Copy out each line that mentions the word "ambientes".

────────────────────

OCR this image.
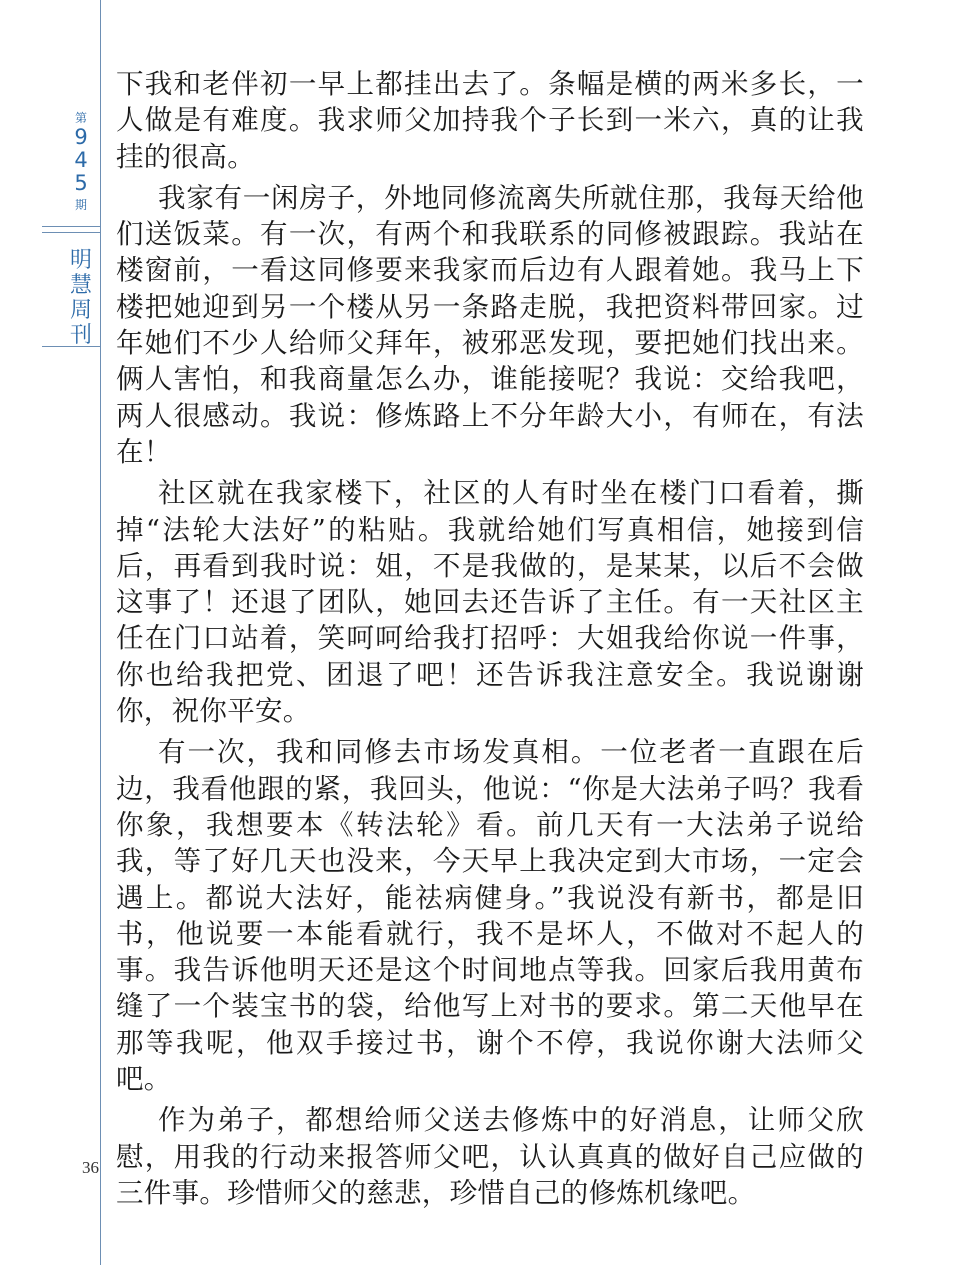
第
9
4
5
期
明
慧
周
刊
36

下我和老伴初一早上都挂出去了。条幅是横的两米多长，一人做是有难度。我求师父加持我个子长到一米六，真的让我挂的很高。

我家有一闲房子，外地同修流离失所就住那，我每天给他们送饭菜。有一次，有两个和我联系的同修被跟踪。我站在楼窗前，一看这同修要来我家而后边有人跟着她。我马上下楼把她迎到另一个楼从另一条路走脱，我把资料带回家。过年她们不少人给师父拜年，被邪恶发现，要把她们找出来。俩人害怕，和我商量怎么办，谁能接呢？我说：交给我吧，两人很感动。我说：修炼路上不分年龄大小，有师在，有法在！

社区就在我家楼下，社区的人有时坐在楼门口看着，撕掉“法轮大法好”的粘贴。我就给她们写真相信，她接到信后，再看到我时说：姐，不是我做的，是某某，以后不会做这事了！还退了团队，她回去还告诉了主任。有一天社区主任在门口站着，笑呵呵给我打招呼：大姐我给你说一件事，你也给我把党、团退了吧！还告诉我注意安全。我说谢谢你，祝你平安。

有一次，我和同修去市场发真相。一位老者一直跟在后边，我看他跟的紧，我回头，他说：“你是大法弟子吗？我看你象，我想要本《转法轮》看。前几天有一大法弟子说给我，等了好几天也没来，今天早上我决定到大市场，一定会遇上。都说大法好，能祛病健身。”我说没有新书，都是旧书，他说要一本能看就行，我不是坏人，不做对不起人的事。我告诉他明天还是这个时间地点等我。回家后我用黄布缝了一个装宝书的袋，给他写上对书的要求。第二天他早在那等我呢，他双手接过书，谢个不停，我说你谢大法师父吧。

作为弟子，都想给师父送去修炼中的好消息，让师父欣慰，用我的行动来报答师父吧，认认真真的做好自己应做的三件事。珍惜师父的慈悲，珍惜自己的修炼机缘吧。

────────────────────

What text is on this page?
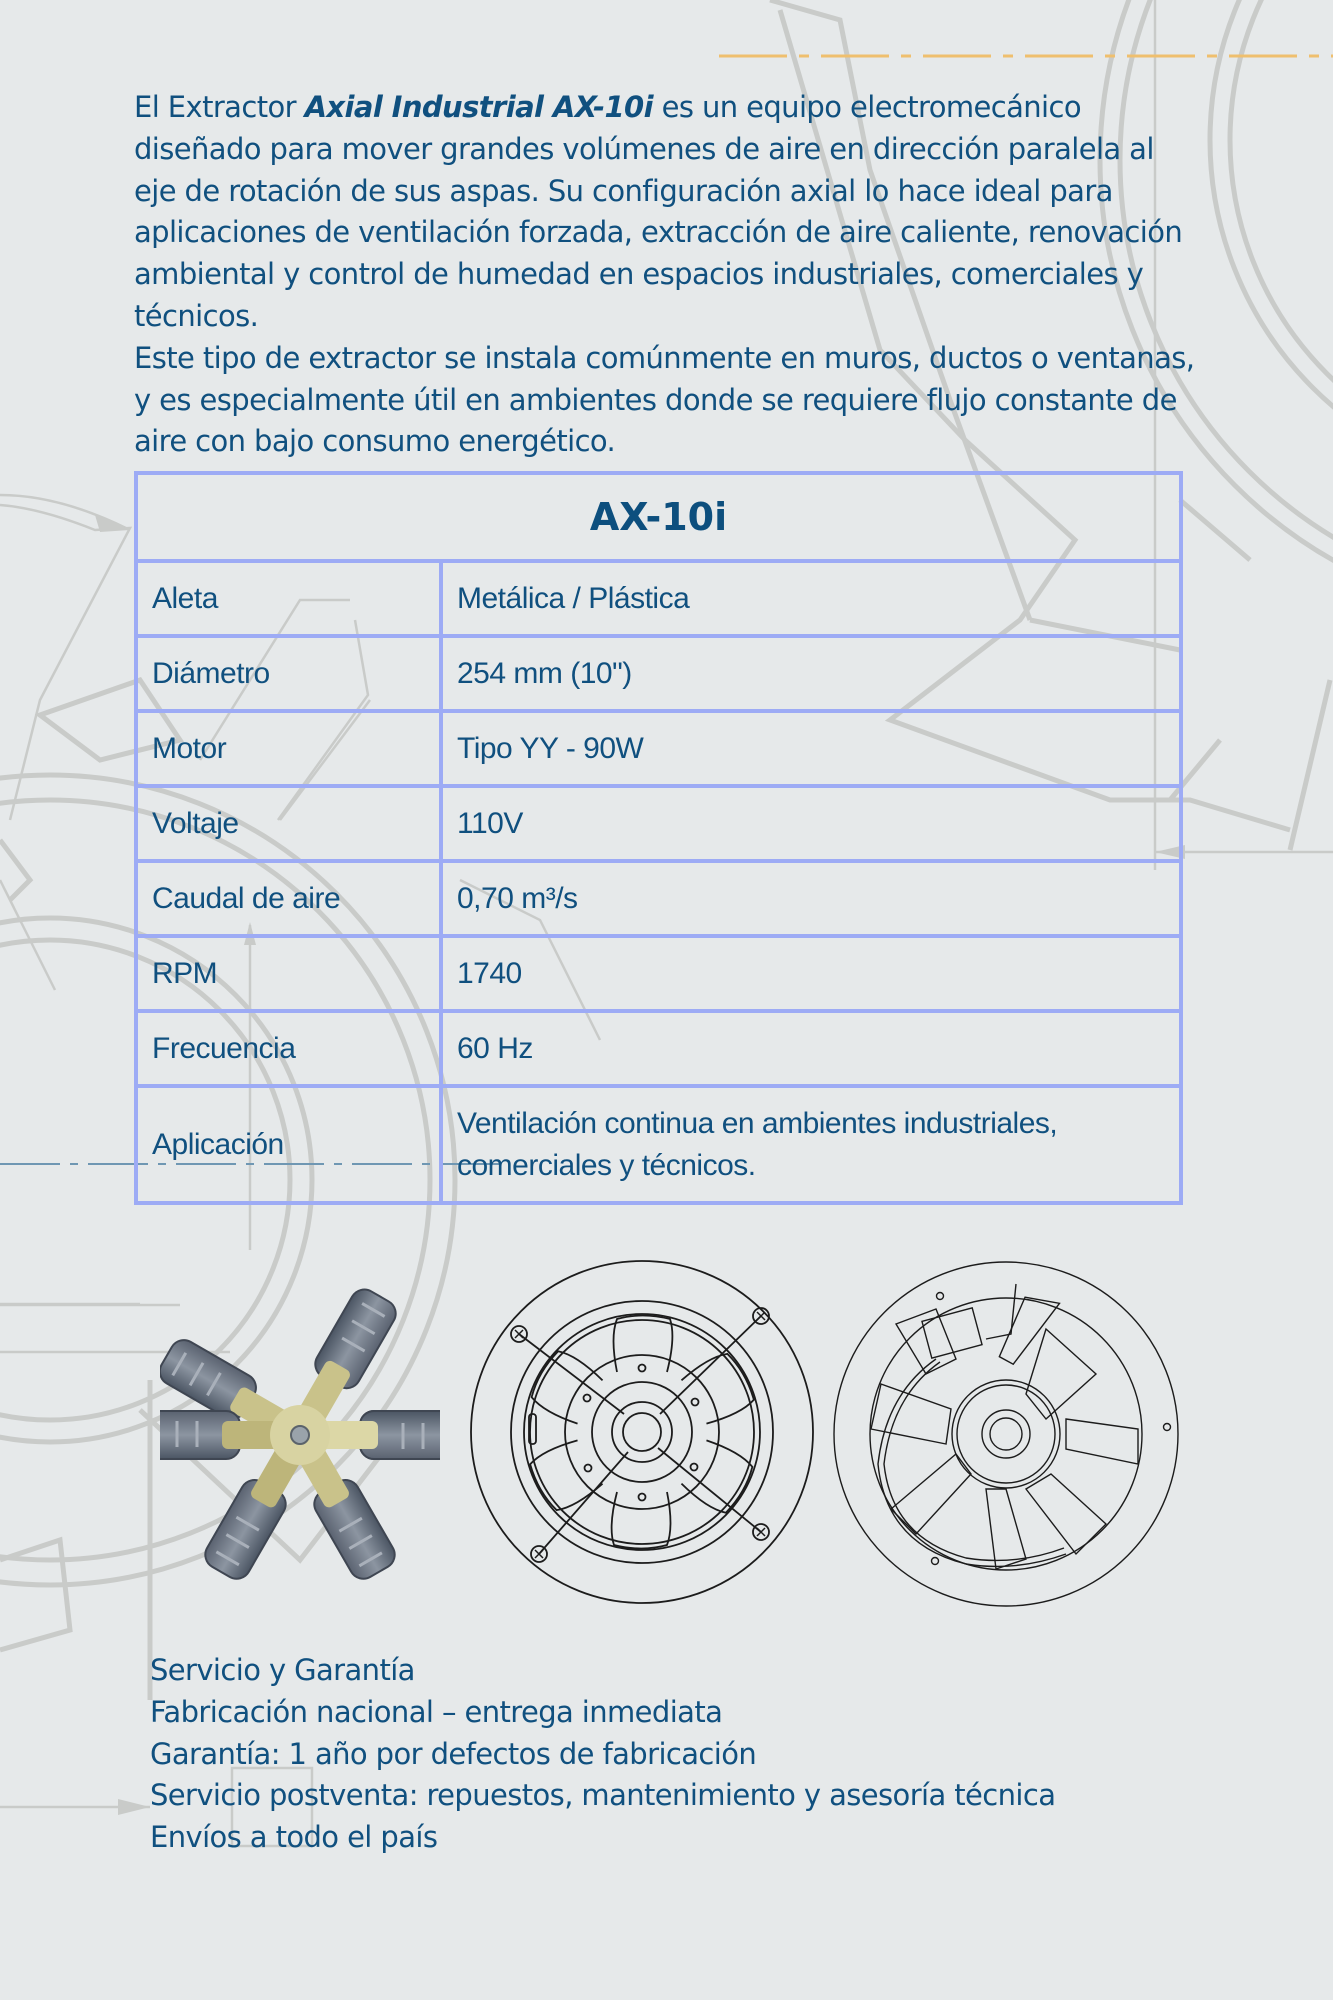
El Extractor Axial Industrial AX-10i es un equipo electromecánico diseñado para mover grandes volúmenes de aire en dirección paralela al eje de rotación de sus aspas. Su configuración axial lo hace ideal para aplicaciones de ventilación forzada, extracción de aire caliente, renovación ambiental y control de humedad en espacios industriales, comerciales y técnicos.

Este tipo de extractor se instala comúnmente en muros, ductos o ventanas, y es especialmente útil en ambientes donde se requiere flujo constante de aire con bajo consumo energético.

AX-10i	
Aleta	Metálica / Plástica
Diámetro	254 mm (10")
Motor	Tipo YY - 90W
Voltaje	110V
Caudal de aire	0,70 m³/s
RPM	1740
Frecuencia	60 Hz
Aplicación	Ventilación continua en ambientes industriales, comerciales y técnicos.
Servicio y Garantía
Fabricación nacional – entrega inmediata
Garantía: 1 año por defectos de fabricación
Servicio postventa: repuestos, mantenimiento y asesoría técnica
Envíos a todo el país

────────────────────

#### EXERCISE OUTPUT
Este tipo de extractor se instala comúnmente en muros, ductos o ventanas, y es especialmente útil en ambientes donde se requiere flujo constante de aire con bajo consumo energético.
Aplicación	Ventilación continua en ambientes industriales, comerciales y técnicos.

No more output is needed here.